*Extrait à lire:*
---*---
En l’espèce, les époux [M] sollicitent l’indemnisation d’un préjudice matériel, évalué à la somme de 5 975,50 euros, et d’un préjudice moral de 5 000 euros chacun.
Même si l’inexécution contractuelle de Madame [J] [Z] est acquise, compte-tenu de l’absence de réitération de l’acte de vente, les époux [M] ne démontrent pas que la clause pénale, dont il a été fait application et qui s’élève à 34 000 euros, serait insuffisante à les indemniser des préjudices subis.
Ils ne rapportent pas la triple preuve classique de l’existence d’une faute de Madame [J] [Z], d’un préjudice distinct en résultant pour eux, ni d’un lien de causalité entre la faute et leur préjudice.
En conséquence, ils seront déboutés de leurs demandes indemnitaires.
III. Sur les frais du procès et l’exécution provisoire.
Sur les dépens
Aux termes de l’article 696 du code de procédure civile, la partie perdante est condamnée aux dépens, à moins que le juge, par décision motivée, n’en mette la totalité ou une fraction à la charge d’une autre partie.
---*---
*Liste des lignes:*
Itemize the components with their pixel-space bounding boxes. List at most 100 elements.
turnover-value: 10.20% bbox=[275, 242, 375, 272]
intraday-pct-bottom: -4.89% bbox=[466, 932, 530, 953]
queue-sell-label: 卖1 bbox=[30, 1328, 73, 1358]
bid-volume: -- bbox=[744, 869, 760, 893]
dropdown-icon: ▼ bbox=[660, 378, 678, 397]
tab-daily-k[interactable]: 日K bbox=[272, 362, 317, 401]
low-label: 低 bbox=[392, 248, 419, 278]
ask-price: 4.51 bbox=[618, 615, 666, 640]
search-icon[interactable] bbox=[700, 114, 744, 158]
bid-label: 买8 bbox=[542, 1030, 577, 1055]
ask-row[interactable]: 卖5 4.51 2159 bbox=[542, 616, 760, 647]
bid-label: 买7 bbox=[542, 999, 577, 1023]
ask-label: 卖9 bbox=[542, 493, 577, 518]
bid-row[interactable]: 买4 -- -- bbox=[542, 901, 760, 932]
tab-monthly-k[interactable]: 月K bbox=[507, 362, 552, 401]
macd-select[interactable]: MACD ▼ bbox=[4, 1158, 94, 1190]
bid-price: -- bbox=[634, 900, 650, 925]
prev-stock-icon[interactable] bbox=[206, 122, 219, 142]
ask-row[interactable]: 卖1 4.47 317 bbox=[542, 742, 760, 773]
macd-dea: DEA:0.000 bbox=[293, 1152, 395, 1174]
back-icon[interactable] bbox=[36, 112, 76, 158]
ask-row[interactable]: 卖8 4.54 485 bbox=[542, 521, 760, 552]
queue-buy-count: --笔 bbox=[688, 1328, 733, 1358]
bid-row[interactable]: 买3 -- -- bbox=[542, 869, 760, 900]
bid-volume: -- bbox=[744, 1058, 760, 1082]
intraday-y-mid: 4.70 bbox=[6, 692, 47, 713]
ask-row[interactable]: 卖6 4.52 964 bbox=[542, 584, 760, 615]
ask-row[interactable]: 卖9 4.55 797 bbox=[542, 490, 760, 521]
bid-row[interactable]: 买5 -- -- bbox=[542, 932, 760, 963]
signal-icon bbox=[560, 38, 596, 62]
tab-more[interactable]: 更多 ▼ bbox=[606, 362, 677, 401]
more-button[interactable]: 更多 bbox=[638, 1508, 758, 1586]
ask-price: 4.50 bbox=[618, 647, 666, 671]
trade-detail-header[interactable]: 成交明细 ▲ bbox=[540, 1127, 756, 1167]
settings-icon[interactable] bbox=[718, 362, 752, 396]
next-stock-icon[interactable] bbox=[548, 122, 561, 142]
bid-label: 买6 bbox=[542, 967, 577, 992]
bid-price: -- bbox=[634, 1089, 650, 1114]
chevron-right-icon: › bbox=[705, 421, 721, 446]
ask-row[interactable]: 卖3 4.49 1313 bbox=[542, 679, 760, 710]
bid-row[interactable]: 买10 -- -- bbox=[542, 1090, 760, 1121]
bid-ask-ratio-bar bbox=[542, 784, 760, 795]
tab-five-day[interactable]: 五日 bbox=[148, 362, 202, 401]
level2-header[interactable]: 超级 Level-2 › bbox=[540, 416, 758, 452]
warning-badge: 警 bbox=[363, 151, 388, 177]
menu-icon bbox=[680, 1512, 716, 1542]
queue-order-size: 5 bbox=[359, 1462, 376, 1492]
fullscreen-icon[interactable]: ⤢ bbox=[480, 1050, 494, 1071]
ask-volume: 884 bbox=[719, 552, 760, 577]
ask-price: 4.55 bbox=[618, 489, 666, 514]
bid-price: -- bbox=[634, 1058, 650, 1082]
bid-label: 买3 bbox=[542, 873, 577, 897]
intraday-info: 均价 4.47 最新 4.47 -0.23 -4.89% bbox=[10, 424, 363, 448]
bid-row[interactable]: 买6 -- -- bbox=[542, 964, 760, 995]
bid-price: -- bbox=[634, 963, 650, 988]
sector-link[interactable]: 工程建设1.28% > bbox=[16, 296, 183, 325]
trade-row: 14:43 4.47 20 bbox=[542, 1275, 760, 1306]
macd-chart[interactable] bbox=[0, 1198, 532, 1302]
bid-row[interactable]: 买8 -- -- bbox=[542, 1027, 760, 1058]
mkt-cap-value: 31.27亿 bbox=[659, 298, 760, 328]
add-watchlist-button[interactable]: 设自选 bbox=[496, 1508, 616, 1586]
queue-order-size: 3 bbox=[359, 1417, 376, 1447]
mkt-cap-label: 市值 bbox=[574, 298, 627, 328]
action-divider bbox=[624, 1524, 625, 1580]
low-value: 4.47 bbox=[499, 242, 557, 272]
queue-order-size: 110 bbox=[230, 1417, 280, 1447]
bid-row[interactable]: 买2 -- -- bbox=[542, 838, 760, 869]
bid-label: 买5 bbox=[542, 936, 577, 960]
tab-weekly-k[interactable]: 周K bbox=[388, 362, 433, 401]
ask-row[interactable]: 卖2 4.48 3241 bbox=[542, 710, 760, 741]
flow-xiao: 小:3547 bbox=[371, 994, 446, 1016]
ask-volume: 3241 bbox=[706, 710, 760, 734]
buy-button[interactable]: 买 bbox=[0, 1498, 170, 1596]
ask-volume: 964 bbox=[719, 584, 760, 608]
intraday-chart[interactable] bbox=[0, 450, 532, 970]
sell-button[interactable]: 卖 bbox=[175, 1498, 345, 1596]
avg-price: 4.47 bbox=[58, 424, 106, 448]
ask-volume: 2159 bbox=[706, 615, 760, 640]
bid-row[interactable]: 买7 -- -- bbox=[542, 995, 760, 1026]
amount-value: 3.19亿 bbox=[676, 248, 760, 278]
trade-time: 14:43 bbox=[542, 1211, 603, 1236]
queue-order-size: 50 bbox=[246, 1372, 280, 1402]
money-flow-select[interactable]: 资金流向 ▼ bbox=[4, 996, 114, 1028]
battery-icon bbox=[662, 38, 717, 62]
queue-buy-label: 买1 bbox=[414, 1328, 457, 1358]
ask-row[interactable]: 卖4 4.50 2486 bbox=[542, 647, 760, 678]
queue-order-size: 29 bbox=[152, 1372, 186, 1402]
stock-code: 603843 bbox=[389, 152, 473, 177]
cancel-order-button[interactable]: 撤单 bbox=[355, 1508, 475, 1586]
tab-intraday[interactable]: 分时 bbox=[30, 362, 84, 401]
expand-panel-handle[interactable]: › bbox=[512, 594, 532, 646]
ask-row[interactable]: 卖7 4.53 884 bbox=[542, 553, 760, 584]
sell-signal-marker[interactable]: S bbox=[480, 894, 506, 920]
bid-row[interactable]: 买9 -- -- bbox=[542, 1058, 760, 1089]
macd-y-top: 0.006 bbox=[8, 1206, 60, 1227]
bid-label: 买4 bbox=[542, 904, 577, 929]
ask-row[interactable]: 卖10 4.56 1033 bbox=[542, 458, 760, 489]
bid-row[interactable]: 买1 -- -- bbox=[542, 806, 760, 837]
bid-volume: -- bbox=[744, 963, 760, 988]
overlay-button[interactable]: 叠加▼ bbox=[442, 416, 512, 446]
---*---
*Objectif de l'exercice:* Reproduisez intégralement l'extrait à lire, sans rien y modifier.

*Résultat attendu:*
En l’espèce, les époux [M] sollicitent l’indemnisation d’un préjudice matériel, évalué à la somme de 5 975,50 euros, et d’un préjudice moral de 5 000 euros chacun.
Même si l’inexécution contractuelle de Madame [J] [Z] est acquise, compte-tenu de l’absence de réitération de l’acte de vente, les époux [M] ne démontrent pas que la clause pénale, dont il a été fait application et qui s’élève à 34 000 euros, serait insuffisante à les indemniser des préjudices subis.
Ils ne rapportent pas la triple preuve classique de l’existence d’une faute de Madame [J] [Z], d’un préjudice distinct en résultant pour eux, ni d’un lien de causalité entre la faute et leur préjudice.
En conséquence, ils seront déboutés de leurs demandes indemnitaires.
III. Sur les frais du procès et l’exécution provisoire.
Sur les dépens
Aux termes de l’article 696 du code de procédure civile, la partie perdante est condamnée aux dépens, à moins que le juge, par décision motivée, n’en mette la totalité ou une fraction à la charge d’une autre partie.